>>

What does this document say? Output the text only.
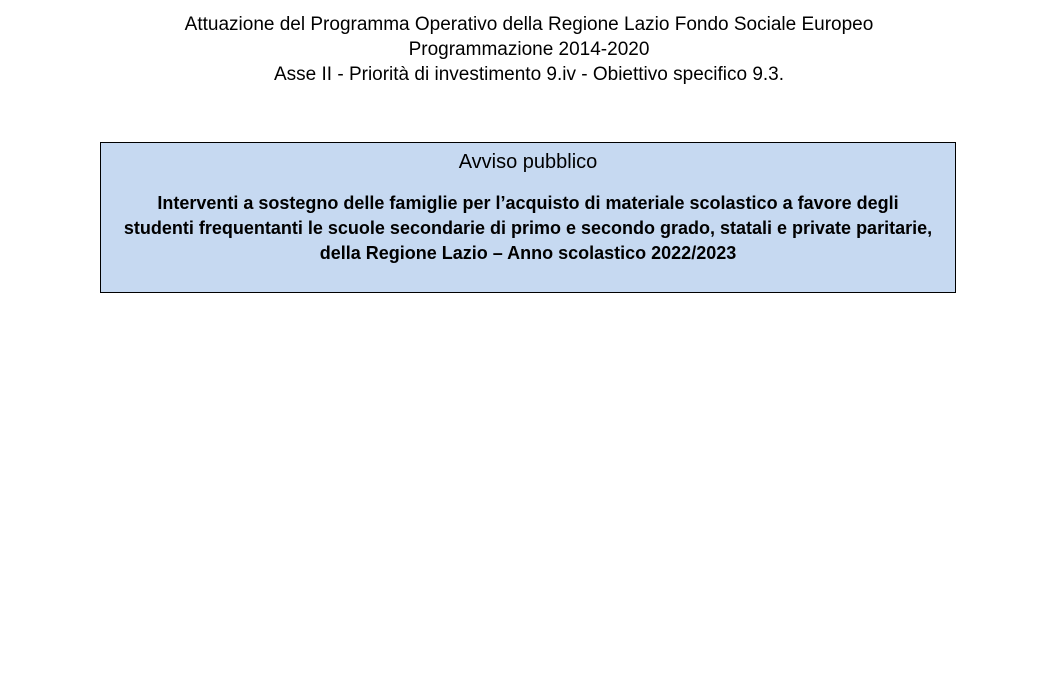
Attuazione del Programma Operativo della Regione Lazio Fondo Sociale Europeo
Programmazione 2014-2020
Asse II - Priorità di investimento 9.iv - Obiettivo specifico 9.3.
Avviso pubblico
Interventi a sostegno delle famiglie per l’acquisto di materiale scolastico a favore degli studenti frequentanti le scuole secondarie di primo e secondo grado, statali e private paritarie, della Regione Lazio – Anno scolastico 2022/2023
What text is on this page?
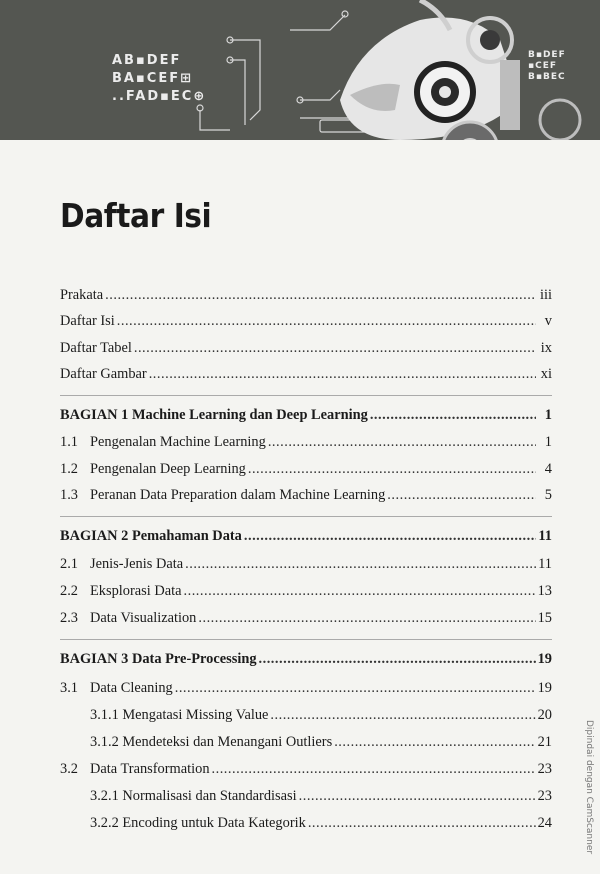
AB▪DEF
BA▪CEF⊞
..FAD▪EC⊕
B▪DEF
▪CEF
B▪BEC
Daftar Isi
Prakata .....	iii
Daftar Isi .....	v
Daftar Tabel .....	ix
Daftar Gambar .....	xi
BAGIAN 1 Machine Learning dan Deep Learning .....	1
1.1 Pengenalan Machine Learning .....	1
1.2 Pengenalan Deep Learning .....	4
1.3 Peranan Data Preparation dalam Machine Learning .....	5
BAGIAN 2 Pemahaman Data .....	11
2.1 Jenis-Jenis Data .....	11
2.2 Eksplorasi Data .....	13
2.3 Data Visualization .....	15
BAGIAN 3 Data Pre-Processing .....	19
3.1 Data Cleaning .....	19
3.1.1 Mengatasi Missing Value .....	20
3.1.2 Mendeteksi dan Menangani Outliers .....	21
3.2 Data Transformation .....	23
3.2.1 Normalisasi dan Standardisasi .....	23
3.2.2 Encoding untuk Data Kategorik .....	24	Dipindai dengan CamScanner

<<

Given instruction:
Restate the records word for word, omitting images.

Solution for this problem:
What does this document say? Output the text only.
Attuazione del Programma Operativo della Regione Lazio Fondo Sociale Europeo
Programmazione 2014-2020
Asse II - Priorità di investimento 9.iv - Obiettivo specifico 9.3.
Avviso pubblico
Interventi a sostegno delle famiglie per l’acquisto di materiale scolastico a favore degli studenti frequentanti le scuole secondarie di primo e secondo grado, statali e private paritarie, della Regione Lazio – Anno scolastico 2022/2023
What text is on this page?
AB▪DEF
BA▪CEF⊞
..FAD▪EC⊕
B▪DEF
▪CEF
B▪BEC
Daftar Isi
Prakata .....	iii
Daftar Isi .....	v
Daftar Tabel .....	ix
Daftar Gambar .....	xi
BAGIAN 1 Machine Learning dan Deep Learning .....	1
1.1 Pengenalan Machine Learning .....	1
1.2 Pengenalan Deep Learning .....	4
1.3 Peranan Data Preparation dalam Machine Learning .....	5
BAGIAN 2 Pemahaman Data .....	11
2.1 Jenis-Jenis Data .....	11
2.2 Eksplorasi Data .....	13
2.3 Data Visualization .....	15
BAGIAN 3 Data Pre-Processing .....	19
3.1 Data Cleaning .....	19
3.1.1 Mengatasi Missing Value .....	20
3.1.2 Mendeteksi dan Menangani Outliers .....	21
3.2 Data Transformation .....	23
3.2.1 Normalisasi dan Standardisasi .....	23
3.2.2 Encoding untuk Data Kategorik .....	24	Dipindai dengan CamScanner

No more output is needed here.